**WHAT THE TASK ASKS**
Go to the line containing "Extract the structured" below; retype it and all following lines exactly, and leave out the pictures.

------ SUPPLIED RECORDS

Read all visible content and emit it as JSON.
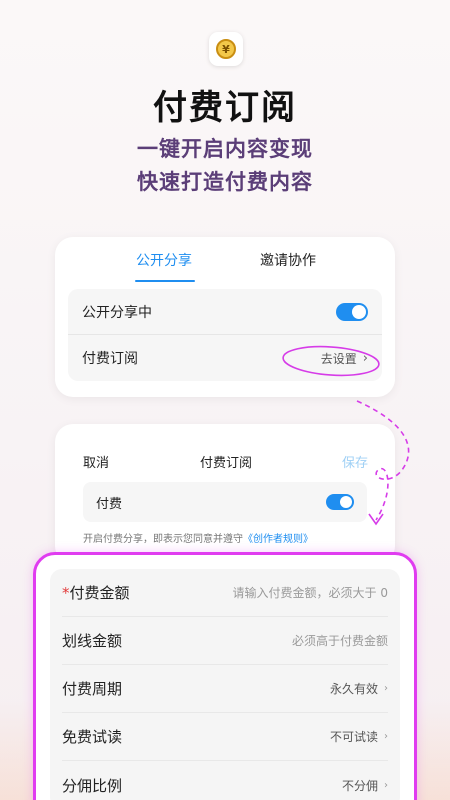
{
  "header": {
    "app_icon": "coin-yen-icon",
    "coin_glyph": "¥",
    "title": "付费订阅",
    "subtitle_line1": "一键开启内容变现",
    "subtitle_line2": "快速打造付费内容"
  },
  "share_card": {
    "tabs": [
      {
        "label": "公开分享",
        "active": true
      },
      {
        "label": "邀请协作",
        "active": false
      }
    ],
    "rows": {
      "public_share_label": "公开分享中",
      "public_share_on": true,
      "paid_sub_label": "付费订阅",
      "paid_sub_action": "去设置",
      "chevron": "›"
    }
  },
  "paid_card": {
    "cancel": "取消",
    "title": "付费订阅",
    "save": "保存",
    "pay_label": "付费",
    "pay_on": true,
    "notice_prefix": "开启付费分享，即表示您同意并遵守",
    "notice_link": "《创作者规则》"
  },
  "panel": {
    "rows": [
      {
        "required_mark": "*",
        "label": "付费金额",
        "value": "请输入付费金额，必须大于 0"
      },
      {
        "label": "划线金额",
        "value": "必须高于付费金额"
      },
      {
        "label": "付费周期",
        "value": "永久有效",
        "chevron": "›"
      },
      {
        "label": "免费试读",
        "value": "不可试读",
        "chevron": "›"
      },
      {
        "label": "分佣比例",
        "value": "不分佣",
        "chevron": "›"
      }
    ]
  },
  "colors": {
    "accent_blue": "#1f8ef0",
    "highlight_magenta": "#e03cf0",
    "subtitle_purple": "#5b3e78"
  }
}
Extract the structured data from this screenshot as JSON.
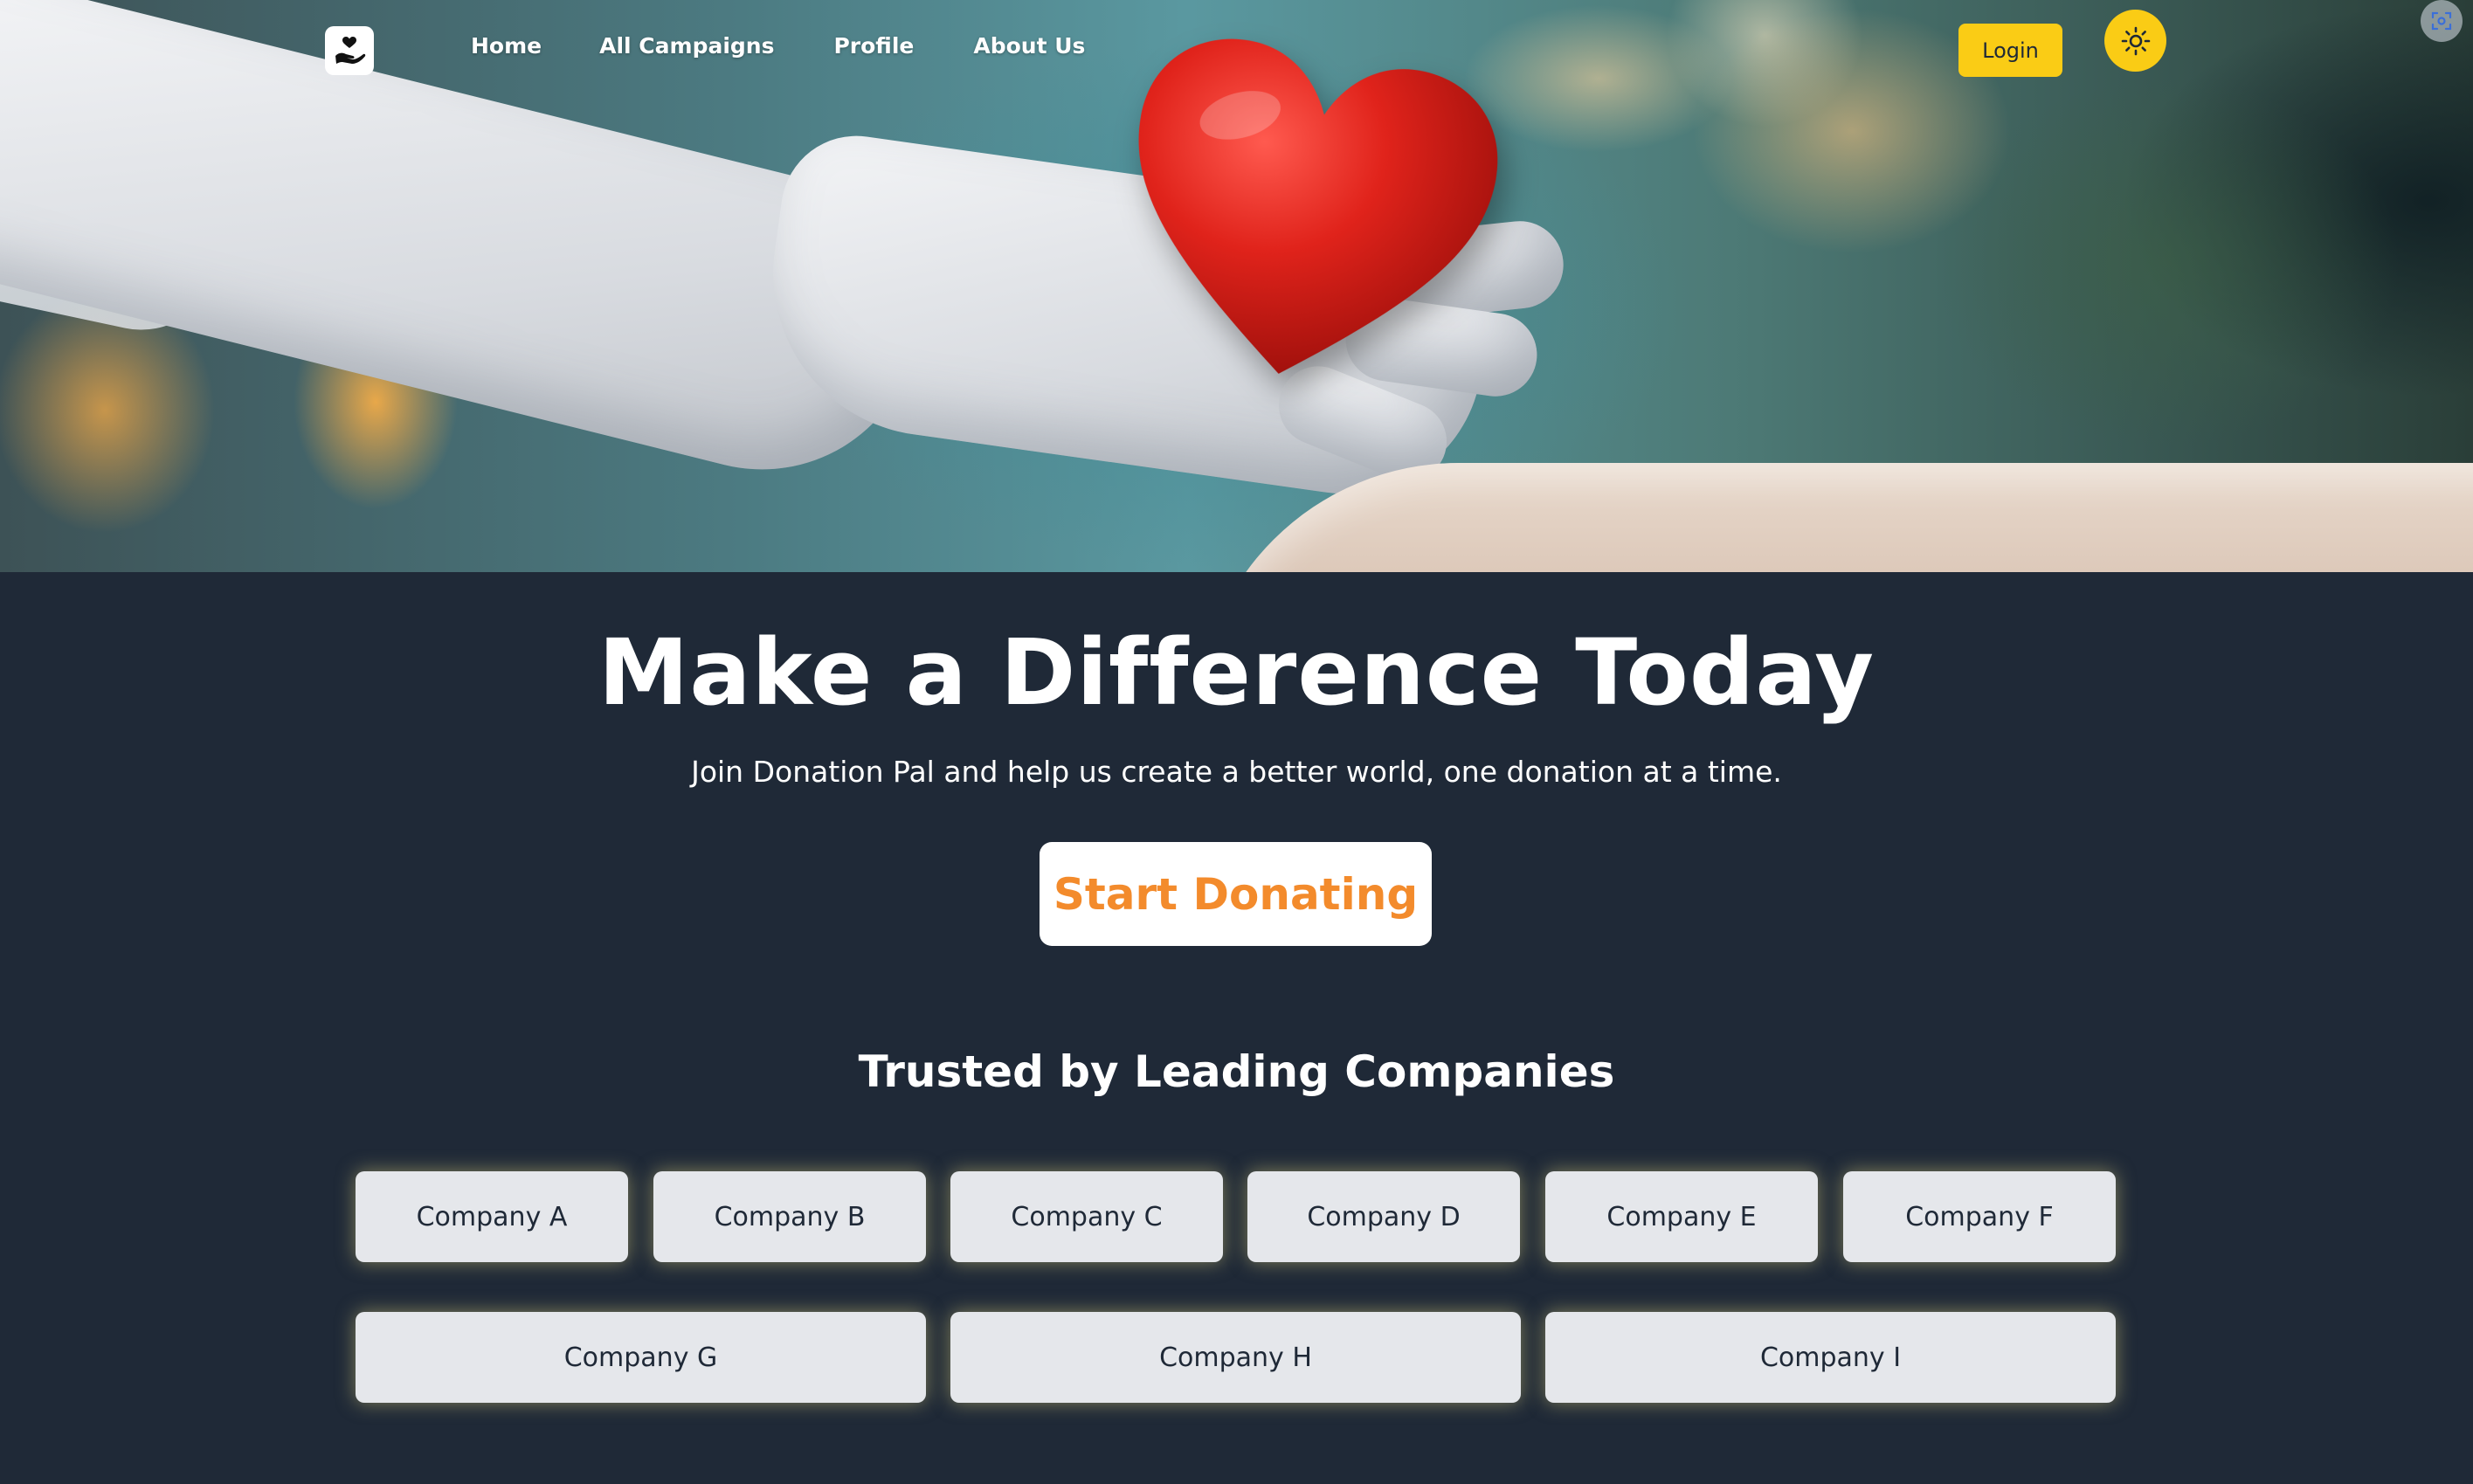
{
  "nav": {
    "logo_icon": "hand-holding-heart-icon",
    "links": [
      "Home",
      "All Campaigns",
      "Profile",
      "About Us"
    ],
    "login_label": "Login",
    "theme_icon": "sun-icon",
    "corner_icon": "screenshot-icon"
  },
  "hero": {
    "image": "gloved-hand-holding-red-heart",
    "headline": "Make a Difference Today",
    "subtext": "Join Donation Pal and help us create a better world, one donation at a time.",
    "cta_label": "Start Donating"
  },
  "companies": {
    "title": "Trusted by Leading Companies",
    "items": [
      "Company A",
      "Company B",
      "Company C",
      "Company D",
      "Company E",
      "Company F",
      "Company G",
      "Company H",
      "Company I"
    ]
  },
  "colors": {
    "background": "#1f2937",
    "accent_yellow": "#facc15",
    "cta_text": "#f38b2c",
    "card_bg": "#e5e7eb"
  }
}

------------

**EXERCISE RESPONSE**
Extract the structured data from this screenshot as JSON.
{
  "nav": {
    "logo_icon": "hand-holding-heart-icon",
    "links": [
      "Home",
      "All Campaigns",
      "Profile",
      "About Us"
    ],
    "login_label": "Login",
    "theme_icon": "sun-icon",
    "corner_icon": "screenshot-icon"
  },
  "hero": {
    "image": "gloved-hand-holding-red-heart",
    "headline": "Make a Difference Today",
    "subtext": "Join Donation Pal and help us create a better world, one donation at a time.",
    "cta_label": "Start Donating"
  },
  "companies": {
    "title": "Trusted by Leading Companies",
    "items": [
      "Company A",
      "Company B",
      "Company C",
      "Company D",
      "Company E",
      "Company F",
      "Company G",
      "Company H",
      "Company I"
    ]
  },
  "colors": {
    "background": "#1f2937",
    "accent_yellow": "#facc15",
    "cta_text": "#f38b2c",
    "card_bg": "#e5e7eb"
  }
}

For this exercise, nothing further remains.